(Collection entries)
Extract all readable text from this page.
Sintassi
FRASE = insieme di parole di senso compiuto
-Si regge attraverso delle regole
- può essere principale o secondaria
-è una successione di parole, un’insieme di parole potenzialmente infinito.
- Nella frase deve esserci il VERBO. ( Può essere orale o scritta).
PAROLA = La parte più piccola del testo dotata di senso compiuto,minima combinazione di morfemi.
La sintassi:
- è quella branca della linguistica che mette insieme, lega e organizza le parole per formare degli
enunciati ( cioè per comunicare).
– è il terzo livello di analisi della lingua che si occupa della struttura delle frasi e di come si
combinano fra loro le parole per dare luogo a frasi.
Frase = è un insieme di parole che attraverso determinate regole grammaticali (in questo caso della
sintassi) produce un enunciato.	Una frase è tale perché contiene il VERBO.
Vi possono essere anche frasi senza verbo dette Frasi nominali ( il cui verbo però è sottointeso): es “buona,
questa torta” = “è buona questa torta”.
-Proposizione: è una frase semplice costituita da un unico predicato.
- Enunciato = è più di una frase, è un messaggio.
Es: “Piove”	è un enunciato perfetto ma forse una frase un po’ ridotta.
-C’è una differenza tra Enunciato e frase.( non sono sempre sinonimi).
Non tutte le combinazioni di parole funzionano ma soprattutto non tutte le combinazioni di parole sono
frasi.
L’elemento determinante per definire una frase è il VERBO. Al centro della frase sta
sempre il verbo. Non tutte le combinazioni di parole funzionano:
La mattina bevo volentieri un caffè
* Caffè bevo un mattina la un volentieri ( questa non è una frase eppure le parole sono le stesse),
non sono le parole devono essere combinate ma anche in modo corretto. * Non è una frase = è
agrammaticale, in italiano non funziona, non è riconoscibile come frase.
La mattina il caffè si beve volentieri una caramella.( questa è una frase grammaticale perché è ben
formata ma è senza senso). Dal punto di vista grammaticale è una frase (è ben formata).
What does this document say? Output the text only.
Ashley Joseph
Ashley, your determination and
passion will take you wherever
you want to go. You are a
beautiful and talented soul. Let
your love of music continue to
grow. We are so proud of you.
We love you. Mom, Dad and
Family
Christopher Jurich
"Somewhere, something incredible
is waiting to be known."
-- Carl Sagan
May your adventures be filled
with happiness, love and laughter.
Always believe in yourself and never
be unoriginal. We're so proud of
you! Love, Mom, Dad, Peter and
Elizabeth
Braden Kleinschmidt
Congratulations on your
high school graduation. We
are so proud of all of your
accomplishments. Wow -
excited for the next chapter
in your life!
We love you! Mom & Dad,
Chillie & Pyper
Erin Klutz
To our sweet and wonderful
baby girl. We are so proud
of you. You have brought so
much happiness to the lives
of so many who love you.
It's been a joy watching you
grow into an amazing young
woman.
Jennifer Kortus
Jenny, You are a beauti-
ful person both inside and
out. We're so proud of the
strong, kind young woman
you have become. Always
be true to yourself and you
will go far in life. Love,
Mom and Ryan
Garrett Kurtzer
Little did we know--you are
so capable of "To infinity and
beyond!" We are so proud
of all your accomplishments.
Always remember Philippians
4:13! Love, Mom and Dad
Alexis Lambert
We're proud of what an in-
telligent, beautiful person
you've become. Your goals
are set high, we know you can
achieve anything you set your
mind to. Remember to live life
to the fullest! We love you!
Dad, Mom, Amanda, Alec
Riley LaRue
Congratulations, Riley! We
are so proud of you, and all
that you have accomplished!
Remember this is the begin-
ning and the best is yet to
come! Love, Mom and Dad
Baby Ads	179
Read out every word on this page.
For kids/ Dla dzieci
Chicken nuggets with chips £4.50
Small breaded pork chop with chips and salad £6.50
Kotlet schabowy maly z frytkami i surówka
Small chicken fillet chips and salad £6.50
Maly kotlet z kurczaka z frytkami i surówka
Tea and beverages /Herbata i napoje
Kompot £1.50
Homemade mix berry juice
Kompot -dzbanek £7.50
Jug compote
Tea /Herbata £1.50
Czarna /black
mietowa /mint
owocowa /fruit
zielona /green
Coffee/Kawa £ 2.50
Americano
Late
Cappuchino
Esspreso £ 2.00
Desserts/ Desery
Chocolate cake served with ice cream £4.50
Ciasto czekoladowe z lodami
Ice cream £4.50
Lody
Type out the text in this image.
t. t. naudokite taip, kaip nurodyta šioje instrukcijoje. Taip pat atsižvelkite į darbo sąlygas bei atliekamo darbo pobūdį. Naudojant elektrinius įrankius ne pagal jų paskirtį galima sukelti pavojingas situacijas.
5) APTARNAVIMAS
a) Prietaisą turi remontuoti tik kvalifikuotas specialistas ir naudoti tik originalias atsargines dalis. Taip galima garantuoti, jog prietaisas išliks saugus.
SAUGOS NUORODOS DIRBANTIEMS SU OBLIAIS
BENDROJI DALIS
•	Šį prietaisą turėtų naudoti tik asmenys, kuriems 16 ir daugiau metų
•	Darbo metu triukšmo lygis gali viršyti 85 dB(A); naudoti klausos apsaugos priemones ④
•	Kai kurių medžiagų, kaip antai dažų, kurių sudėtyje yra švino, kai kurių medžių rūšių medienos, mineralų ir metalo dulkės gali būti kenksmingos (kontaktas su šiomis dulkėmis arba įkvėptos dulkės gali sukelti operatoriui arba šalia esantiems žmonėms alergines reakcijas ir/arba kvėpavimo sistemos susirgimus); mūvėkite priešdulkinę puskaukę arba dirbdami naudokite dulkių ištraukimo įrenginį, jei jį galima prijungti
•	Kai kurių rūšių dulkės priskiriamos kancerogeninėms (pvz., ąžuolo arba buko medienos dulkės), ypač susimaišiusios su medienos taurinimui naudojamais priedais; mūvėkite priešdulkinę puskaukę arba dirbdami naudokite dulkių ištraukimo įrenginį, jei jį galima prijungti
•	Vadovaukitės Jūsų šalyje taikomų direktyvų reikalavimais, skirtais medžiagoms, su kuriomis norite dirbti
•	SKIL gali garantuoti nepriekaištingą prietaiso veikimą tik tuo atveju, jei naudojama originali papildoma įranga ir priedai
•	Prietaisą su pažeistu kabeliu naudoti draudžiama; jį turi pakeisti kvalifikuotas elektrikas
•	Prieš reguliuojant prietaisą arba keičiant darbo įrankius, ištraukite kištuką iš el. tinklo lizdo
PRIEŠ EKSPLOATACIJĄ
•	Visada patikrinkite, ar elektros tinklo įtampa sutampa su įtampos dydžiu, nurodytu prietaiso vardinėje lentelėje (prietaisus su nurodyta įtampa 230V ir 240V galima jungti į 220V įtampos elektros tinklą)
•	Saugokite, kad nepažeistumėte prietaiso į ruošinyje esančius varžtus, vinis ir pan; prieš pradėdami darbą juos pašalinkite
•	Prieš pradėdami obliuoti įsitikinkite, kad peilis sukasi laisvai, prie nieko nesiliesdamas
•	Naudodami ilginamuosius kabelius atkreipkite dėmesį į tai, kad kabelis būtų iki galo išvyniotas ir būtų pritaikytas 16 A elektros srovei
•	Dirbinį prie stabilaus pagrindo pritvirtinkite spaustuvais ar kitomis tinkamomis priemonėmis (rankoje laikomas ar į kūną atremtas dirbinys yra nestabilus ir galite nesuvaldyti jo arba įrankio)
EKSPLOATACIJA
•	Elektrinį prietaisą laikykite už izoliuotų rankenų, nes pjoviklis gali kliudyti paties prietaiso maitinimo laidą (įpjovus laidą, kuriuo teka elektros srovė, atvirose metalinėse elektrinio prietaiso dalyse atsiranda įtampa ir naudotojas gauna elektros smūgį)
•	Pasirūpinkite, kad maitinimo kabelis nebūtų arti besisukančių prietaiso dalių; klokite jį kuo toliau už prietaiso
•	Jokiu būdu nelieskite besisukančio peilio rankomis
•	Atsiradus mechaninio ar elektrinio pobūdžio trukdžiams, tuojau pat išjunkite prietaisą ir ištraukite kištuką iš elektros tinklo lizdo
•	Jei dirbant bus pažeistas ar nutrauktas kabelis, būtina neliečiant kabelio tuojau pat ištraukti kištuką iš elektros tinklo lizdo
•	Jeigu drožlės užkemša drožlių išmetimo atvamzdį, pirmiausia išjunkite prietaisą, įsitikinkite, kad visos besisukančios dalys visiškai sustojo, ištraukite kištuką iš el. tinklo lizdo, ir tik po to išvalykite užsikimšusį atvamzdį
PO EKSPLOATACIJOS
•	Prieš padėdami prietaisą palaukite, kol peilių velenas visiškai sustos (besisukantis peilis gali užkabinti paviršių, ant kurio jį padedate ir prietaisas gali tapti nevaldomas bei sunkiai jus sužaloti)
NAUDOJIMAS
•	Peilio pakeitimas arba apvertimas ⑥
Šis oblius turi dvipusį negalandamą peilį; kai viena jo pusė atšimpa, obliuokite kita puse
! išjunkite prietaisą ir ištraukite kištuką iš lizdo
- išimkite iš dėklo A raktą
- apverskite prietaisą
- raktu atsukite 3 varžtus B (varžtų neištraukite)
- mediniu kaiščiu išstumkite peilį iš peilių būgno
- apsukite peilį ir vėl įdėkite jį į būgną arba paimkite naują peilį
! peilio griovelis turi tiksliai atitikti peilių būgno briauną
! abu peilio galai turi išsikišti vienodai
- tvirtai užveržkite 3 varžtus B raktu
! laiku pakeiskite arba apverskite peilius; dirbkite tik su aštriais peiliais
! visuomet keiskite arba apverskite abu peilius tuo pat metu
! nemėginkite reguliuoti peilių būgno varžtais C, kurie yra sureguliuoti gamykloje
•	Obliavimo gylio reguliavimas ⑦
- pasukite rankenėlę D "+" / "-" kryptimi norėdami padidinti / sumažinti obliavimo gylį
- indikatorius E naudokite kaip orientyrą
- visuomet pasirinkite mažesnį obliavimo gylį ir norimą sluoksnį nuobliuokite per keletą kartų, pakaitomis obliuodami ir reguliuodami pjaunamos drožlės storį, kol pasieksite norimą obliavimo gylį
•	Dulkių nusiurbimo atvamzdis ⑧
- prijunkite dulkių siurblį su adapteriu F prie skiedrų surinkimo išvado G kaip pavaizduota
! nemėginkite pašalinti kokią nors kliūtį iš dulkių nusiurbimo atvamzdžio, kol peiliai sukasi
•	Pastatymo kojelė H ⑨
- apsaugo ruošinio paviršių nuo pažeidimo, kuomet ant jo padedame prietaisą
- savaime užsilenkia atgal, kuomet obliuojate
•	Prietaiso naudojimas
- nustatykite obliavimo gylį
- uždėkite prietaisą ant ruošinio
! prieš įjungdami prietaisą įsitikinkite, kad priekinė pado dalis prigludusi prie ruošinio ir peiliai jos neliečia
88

AIM OF THE TASK - Consider the entries above and return each line with the string "metu".

FULL OUTPUT -
•	Darbo metu triukšmo lygis gali viršyti 85 dB(A); naudoti klausos apsaugos priemones ④
! visuomet keiskite arba apverskite abu peilius tuo pat metu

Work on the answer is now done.